AIM OF THE TASK
Filter the records below and copy every line containing the word "JSON".

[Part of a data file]
· · · · ·
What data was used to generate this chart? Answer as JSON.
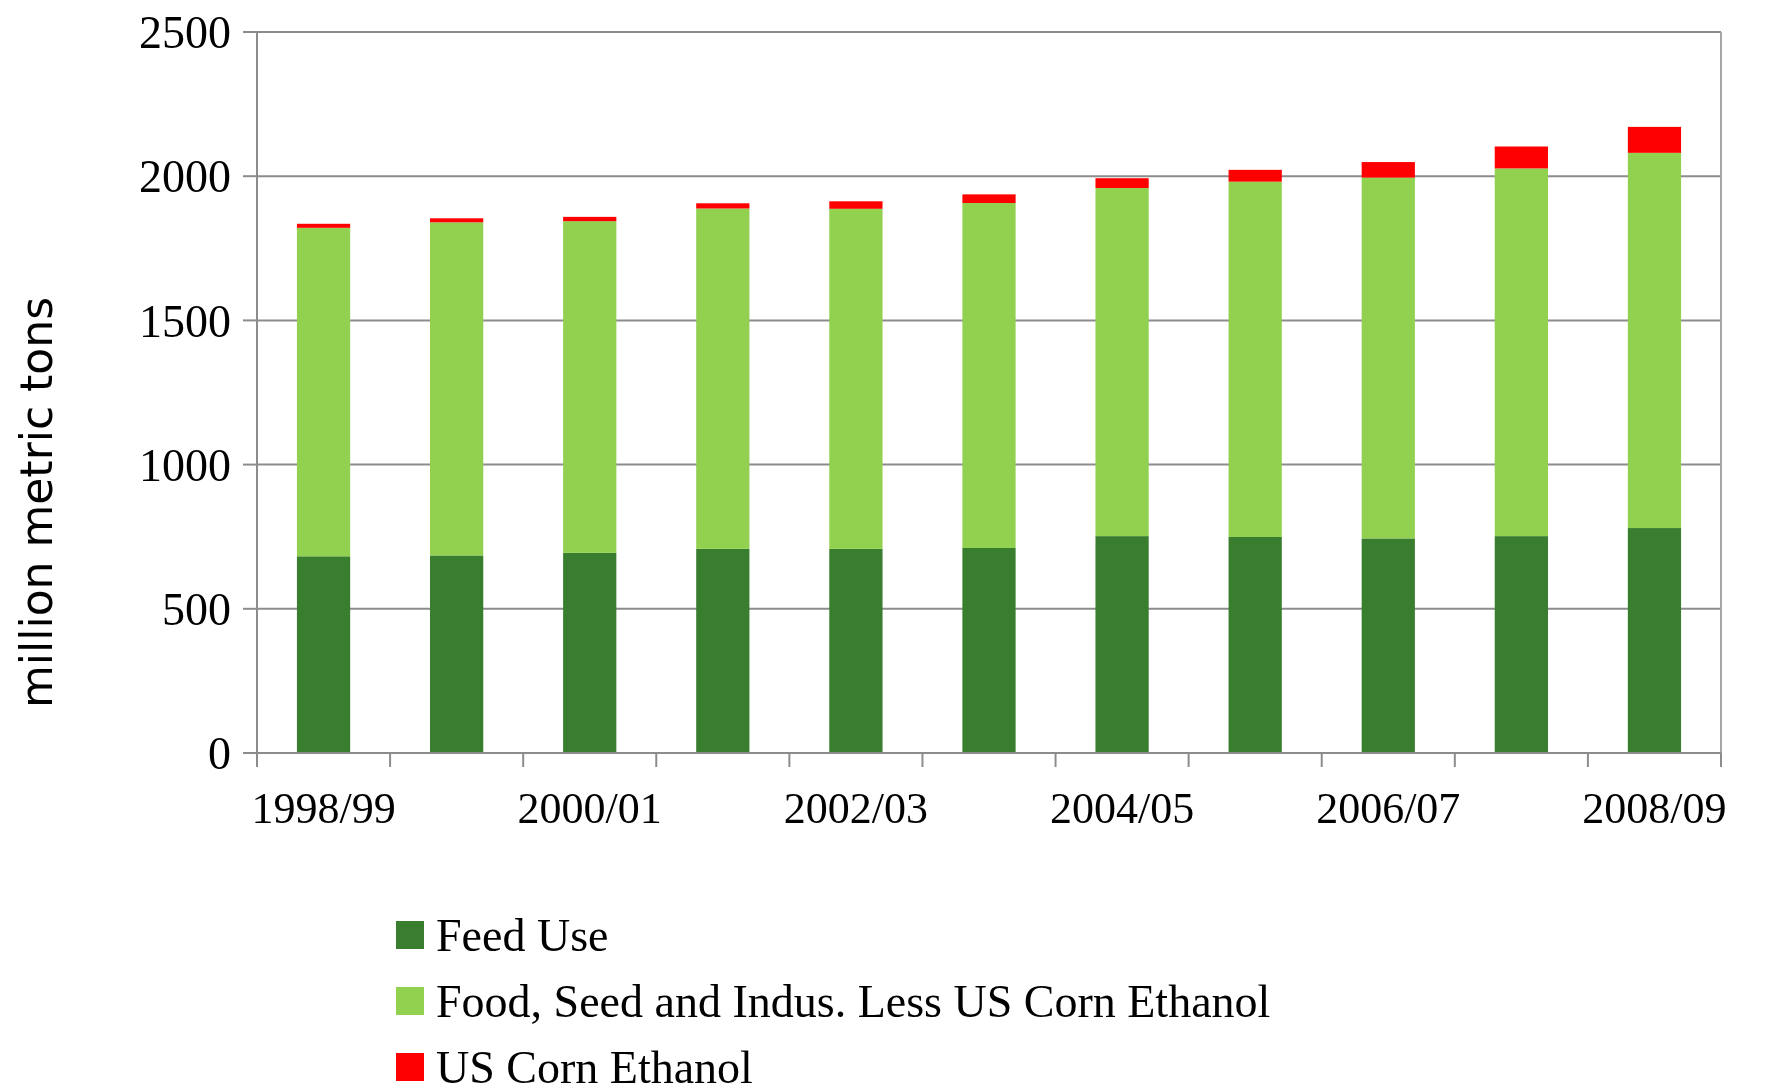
{
  "chart_data": {
    "type": "bar",
    "stacked": true,
    "ylabel": "million metric tons",
    "categories": [
      "1998/99",
      null,
      "2000/01",
      null,
      "2002/03",
      null,
      "2004/05",
      null,
      "2006/07",
      null,
      "2008/09"
    ],
    "series": [
      {
        "name": "Feed Use",
        "color": "#387e2e",
        "values": [
          682,
          685,
          694,
          708,
          708,
          711,
          752,
          749,
          744,
          752,
          780
        ]
      },
      {
        "name": "Food, Seed and Indus. Less US Corn Ethanol",
        "color": "#92d050",
        "values": [
          1139,
          1155,
          1150,
          1180,
          1179,
          1196,
          1207,
          1232,
          1251,
          1275,
          1301
        ]
      },
      {
        "name": "US Corn Ethanol",
        "color": "#ff0000",
        "values": [
          14,
          14,
          15,
          18,
          26,
          30,
          34,
          41,
          54,
          76,
          90
        ]
      }
    ],
    "ylim": [
      0,
      2500
    ],
    "yticks": [
      0,
      500,
      1000,
      1500,
      2000,
      2500
    ],
    "grid": "y",
    "legend": "bottom"
  }
}
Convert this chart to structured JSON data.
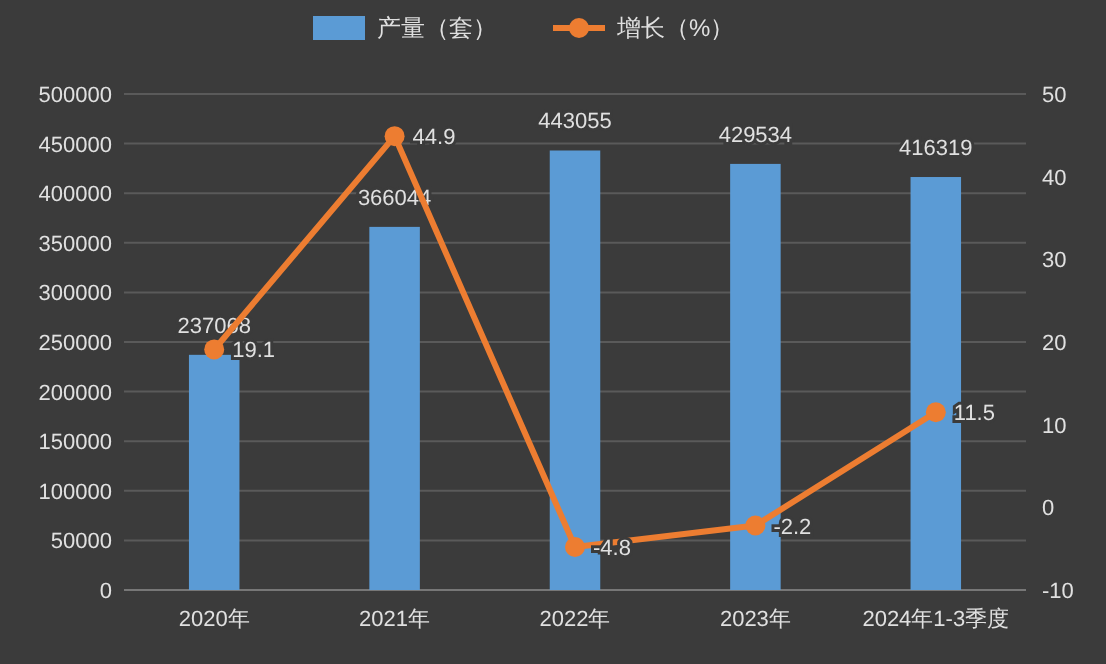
{
  "chart_data": {
    "type": "bar",
    "categories": [
      "2020年",
      "2021年",
      "2022年",
      "2023年",
      "2024年1-3季度"
    ],
    "series": [
      {
        "name": "产量（套）",
        "color": "#5b9bd5",
        "values": [
          237068,
          366044,
          443055,
          429534,
          416319
        ]
      },
      {
        "name": "增长（%）",
        "type": "line",
        "axis": "y2",
        "color": "#ed7d31",
        "values": [
          19.1,
          44.9,
          -4.8,
          -2.2,
          11.5
        ]
      }
    ],
    "ylim": [
      0,
      500000
    ],
    "yticks": [
      0,
      50000,
      100000,
      150000,
      200000,
      250000,
      300000,
      350000,
      400000,
      450000,
      500000
    ],
    "y2lim": [
      -10,
      50
    ],
    "y2ticks": [
      -10,
      0,
      10,
      20,
      30,
      40,
      50
    ],
    "grid": "y",
    "legend": "top",
    "marker": "circle",
    "data_labels": true
  }
}
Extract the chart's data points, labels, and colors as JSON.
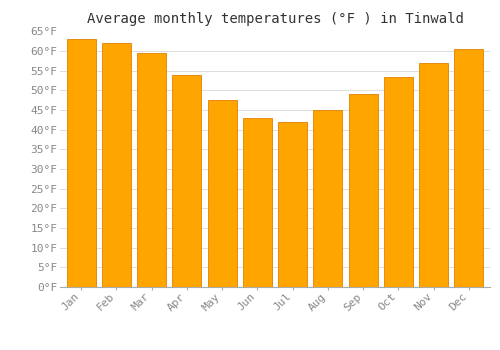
{
  "title": "Average monthly temperatures (°F ) in Tinwald",
  "months": [
    "Jan",
    "Feb",
    "Mar",
    "Apr",
    "May",
    "Jun",
    "Jul",
    "Aug",
    "Sep",
    "Oct",
    "Nov",
    "Dec"
  ],
  "values": [
    63,
    62,
    59.5,
    54,
    47.5,
    43,
    42,
    45,
    49,
    53.5,
    57,
    60.5
  ],
  "bar_color": "#FFA500",
  "bar_edge_color": "#E08000",
  "ylim": [
    0,
    65
  ],
  "yticks": [
    0,
    5,
    10,
    15,
    20,
    25,
    30,
    35,
    40,
    45,
    50,
    55,
    60,
    65
  ],
  "ytick_labels": [
    "0°F",
    "5°F",
    "10°F",
    "15°F",
    "20°F",
    "25°F",
    "30°F",
    "35°F",
    "40°F",
    "45°F",
    "50°F",
    "55°F",
    "60°F",
    "65°F"
  ],
  "title_fontsize": 10,
  "tick_fontsize": 8,
  "grid_color": "#dddddd",
  "background_color": "#ffffff",
  "font_family": "monospace",
  "bar_width": 0.82
}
· · · · ·
THE REPLY
What data was used to generate this chart? Answer as JSON.
Convert this chart to structured JSON data.
Extract the chart's data points, labels, and colors as JSON.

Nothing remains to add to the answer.